— START OF Supplied material —
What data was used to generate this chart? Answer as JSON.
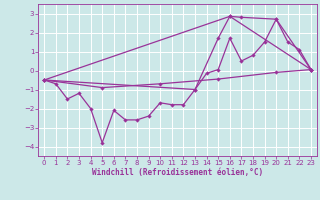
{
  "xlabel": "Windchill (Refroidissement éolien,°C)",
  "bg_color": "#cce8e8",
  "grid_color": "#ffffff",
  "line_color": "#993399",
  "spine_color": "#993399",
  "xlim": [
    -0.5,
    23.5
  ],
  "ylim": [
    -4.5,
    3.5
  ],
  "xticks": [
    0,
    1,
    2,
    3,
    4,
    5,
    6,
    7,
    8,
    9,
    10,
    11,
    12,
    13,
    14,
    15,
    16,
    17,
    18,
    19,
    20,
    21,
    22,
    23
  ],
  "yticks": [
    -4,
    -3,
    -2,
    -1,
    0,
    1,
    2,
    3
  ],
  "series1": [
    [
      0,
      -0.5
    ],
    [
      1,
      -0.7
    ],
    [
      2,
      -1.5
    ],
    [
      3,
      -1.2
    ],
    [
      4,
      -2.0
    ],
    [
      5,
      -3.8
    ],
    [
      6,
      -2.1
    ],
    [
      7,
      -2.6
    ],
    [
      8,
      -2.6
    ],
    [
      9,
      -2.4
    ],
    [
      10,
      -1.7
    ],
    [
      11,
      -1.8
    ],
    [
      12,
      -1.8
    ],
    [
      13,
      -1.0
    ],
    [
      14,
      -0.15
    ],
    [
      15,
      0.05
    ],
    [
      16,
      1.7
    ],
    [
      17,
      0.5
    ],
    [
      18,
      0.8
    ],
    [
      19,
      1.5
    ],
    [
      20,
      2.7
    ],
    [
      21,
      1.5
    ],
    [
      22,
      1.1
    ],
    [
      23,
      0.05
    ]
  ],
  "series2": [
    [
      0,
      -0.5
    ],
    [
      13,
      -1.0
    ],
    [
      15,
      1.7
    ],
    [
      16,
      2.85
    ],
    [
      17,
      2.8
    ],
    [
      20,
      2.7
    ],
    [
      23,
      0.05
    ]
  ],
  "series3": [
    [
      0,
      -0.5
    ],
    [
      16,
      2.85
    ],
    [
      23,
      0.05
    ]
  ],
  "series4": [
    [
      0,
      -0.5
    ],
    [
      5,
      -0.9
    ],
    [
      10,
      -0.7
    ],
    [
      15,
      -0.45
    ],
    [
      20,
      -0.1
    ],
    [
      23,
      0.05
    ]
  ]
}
— END OF Supplied material —
— START OF Supplied material —
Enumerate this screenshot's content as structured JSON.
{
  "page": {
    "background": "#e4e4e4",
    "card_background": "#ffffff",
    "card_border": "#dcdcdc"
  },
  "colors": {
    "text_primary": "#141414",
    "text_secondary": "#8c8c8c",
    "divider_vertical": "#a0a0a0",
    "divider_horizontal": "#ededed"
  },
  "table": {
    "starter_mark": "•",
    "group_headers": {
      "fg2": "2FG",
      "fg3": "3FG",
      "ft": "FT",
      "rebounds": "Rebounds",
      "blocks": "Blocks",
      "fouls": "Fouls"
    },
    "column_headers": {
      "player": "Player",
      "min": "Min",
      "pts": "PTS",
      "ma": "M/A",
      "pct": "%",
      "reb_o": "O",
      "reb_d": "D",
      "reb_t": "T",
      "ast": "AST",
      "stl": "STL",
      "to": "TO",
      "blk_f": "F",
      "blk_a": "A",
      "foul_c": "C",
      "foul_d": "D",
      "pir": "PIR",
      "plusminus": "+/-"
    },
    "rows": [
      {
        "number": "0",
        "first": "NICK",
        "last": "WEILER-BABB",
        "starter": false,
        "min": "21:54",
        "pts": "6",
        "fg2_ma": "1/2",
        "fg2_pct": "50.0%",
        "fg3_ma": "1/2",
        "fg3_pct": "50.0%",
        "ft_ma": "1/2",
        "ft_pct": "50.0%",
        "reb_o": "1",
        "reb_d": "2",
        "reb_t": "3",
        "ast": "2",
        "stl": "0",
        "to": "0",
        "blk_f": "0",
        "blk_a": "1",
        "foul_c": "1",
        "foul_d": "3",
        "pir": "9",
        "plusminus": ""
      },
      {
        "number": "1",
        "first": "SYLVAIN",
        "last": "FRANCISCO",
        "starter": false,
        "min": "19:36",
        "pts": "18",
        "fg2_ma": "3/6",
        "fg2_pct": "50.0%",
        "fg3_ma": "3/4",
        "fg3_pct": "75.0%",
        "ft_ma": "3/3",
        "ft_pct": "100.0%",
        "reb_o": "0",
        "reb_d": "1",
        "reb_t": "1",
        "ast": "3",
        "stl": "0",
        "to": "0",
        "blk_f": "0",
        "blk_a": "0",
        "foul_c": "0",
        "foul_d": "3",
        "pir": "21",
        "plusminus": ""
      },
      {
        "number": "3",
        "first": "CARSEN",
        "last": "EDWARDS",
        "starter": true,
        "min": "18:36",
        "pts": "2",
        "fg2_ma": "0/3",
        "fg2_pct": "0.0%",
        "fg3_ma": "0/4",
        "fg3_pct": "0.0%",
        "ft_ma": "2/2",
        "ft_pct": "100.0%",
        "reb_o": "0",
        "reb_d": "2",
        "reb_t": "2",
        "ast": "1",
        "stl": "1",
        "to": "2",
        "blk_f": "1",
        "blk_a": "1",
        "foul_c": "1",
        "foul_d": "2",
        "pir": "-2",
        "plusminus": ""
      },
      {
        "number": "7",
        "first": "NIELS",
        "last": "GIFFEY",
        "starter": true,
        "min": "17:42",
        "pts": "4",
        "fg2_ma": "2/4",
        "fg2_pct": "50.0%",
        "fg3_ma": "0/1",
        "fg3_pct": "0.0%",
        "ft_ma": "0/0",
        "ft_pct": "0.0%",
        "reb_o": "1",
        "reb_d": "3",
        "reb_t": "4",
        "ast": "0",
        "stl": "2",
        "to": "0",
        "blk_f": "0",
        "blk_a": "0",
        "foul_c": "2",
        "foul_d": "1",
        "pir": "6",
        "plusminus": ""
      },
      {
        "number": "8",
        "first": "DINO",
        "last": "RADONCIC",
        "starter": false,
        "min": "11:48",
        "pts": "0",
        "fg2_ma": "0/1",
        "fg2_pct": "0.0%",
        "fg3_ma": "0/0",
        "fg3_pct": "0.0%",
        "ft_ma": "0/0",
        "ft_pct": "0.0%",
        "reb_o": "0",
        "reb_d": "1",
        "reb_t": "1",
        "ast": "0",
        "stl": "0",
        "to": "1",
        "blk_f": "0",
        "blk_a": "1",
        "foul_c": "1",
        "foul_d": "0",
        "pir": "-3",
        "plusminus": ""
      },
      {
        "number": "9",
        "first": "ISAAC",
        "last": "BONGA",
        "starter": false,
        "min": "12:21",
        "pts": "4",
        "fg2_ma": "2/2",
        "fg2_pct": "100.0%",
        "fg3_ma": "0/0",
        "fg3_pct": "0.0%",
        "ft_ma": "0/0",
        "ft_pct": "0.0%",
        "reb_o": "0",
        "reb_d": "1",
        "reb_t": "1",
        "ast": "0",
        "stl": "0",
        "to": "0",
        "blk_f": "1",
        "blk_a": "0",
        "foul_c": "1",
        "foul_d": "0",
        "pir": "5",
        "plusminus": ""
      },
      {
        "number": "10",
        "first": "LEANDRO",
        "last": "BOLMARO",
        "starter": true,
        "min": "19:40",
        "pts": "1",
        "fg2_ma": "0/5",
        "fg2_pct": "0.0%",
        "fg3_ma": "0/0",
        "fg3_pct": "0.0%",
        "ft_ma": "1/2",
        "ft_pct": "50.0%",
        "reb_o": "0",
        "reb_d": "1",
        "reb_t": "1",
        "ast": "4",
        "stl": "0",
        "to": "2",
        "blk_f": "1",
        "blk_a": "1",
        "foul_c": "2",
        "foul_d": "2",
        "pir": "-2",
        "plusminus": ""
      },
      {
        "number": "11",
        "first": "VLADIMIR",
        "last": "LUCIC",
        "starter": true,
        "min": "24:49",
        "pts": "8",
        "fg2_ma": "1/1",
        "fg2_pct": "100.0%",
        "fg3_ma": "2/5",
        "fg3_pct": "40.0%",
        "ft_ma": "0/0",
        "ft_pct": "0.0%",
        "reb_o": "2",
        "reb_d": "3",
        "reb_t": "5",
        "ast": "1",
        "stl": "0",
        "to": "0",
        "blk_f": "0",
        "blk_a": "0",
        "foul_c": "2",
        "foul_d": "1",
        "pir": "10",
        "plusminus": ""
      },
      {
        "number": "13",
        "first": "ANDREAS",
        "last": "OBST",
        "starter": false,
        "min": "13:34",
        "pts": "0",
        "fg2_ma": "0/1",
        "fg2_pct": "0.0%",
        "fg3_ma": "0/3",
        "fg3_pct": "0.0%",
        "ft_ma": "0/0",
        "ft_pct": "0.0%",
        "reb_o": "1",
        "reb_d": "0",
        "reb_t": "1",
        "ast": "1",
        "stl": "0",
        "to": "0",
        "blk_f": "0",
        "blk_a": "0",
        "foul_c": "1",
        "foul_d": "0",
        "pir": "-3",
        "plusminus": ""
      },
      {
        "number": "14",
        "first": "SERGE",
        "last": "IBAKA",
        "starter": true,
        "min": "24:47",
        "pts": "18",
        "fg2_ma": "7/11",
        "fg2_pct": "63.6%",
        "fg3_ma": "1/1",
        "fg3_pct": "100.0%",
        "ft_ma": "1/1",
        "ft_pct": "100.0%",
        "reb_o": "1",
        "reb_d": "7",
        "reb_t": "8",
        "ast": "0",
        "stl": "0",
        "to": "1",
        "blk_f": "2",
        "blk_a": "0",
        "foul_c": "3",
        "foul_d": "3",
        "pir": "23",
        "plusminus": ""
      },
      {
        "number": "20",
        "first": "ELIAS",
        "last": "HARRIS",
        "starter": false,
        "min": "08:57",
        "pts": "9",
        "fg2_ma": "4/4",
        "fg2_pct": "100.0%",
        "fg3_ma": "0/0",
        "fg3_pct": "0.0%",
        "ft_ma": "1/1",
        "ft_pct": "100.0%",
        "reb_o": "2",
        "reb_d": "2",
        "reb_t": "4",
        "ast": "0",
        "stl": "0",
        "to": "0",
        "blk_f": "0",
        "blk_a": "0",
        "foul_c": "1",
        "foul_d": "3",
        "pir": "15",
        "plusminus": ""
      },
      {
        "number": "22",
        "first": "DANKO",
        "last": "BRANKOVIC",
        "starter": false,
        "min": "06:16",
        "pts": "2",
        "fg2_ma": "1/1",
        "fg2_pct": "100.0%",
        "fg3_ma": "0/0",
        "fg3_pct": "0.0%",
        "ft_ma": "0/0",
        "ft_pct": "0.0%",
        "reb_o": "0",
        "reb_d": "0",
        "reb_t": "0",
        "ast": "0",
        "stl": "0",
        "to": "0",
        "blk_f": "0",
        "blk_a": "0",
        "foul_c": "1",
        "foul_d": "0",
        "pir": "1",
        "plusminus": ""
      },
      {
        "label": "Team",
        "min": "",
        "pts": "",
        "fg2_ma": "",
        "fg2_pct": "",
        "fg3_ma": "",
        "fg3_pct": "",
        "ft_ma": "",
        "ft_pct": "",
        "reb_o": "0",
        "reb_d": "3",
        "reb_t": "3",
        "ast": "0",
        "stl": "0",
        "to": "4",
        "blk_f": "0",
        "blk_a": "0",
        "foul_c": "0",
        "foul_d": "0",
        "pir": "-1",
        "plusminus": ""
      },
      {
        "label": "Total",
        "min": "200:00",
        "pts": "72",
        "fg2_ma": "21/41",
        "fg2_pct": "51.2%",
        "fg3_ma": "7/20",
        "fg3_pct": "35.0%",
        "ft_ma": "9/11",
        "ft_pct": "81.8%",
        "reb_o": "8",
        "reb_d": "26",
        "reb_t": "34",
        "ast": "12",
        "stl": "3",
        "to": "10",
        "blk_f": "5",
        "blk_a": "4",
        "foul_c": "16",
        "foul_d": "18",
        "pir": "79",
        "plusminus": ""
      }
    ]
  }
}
— END OF Supplied material —
— START OF Supplied material —
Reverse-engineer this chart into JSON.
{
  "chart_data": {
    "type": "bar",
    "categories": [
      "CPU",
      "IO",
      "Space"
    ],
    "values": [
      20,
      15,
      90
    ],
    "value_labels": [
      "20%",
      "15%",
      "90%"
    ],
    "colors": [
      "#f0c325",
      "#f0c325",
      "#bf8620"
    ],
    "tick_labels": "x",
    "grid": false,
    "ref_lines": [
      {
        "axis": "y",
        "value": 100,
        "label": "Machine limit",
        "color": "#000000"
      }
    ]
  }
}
— END OF Supplied material —
Using the listing, copy every line where the word "first" shows up.

Finished answer -
        "first": "NICK",
        "first": "SYLVAIN",
        "first": "CARSEN",
        "first": "NIELS",
        "first": "DINO",
        "first": "ISAAC",
        "first": "LEANDRO",
        "first": "VLADIMIR",
        "first": "ANDREAS",
        "first": "SERGE",
        "first": "ELIAS",
        "first": "DANKO",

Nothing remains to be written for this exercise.